--- begin DATA ROWS ---

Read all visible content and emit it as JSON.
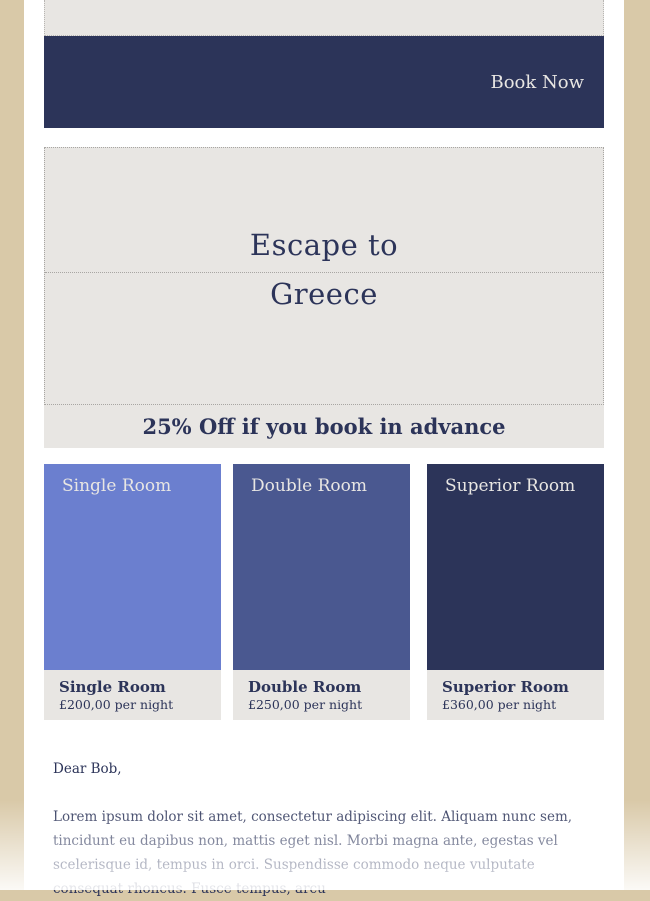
{
  "header": {
    "book_now_label": "Book Now"
  },
  "hero": {
    "title_line1": "Escape to",
    "title_line2": "Greece"
  },
  "offer": {
    "text": "25% Off if you book in advance"
  },
  "rooms": [
    {
      "image_label": "Single Room",
      "name": "Single Room",
      "price": "£200,00 per night",
      "color": "#6b7fcf"
    },
    {
      "image_label": "Double Room",
      "name": "Double Room",
      "price": "£250,00 per night",
      "color": "#4a5890"
    },
    {
      "image_label": "Superior Room",
      "name": "Superior Room",
      "price": "£360,00 per night",
      "color": "#2c3459"
    }
  ],
  "letter": {
    "greeting": "Dear Bob,",
    "body": "Lorem ipsum dolor sit amet, consectetur adipiscing elit. Aliquam nunc sem, tincidunt eu dapibus non, mattis eget nisl. Morbi magna ante, egestas vel scelerisque id, tempus in orci. Suspendisse commodo neque vulputate consequat rhoncus. Fusce tempus, arcu"
  },
  "colors": {
    "brand_navy": "#2c3459",
    "panel_gray": "#e8e6e3",
    "backdrop_beige": "#d9c9a8"
  }
}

--- end DATA ROWS ---

→ **STATED GOAL**
Every entry must be written out exactly, with all pictures left out.

→ **TASK RESPONSE**
Read all visible content and emit it as JSON.
{
  "header": {
    "book_now_label": "Book Now"
  },
  "hero": {
    "title_line1": "Escape to",
    "title_line2": "Greece"
  },
  "offer": {
    "text": "25% Off if you book in advance"
  },
  "rooms": [
    {
      "image_label": "Single Room",
      "name": "Single Room",
      "price": "£200,00 per night",
      "color": "#6b7fcf"
    },
    {
      "image_label": "Double Room",
      "name": "Double Room",
      "price": "£250,00 per night",
      "color": "#4a5890"
    },
    {
      "image_label": "Superior Room",
      "name": "Superior Room",
      "price": "£360,00 per night",
      "color": "#2c3459"
    }
  ],
  "letter": {
    "greeting": "Dear Bob,",
    "body": "Lorem ipsum dolor sit amet, consectetur adipiscing elit. Aliquam nunc sem, tincidunt eu dapibus non, mattis eget nisl. Morbi magna ante, egestas vel scelerisque id, tempus in orci. Suspendisse commodo neque vulputate consequat rhoncus. Fusce tempus, arcu"
  },
  "colors": {
    "brand_navy": "#2c3459",
    "panel_gray": "#e8e6e3",
    "backdrop_beige": "#d9c9a8"
  }
}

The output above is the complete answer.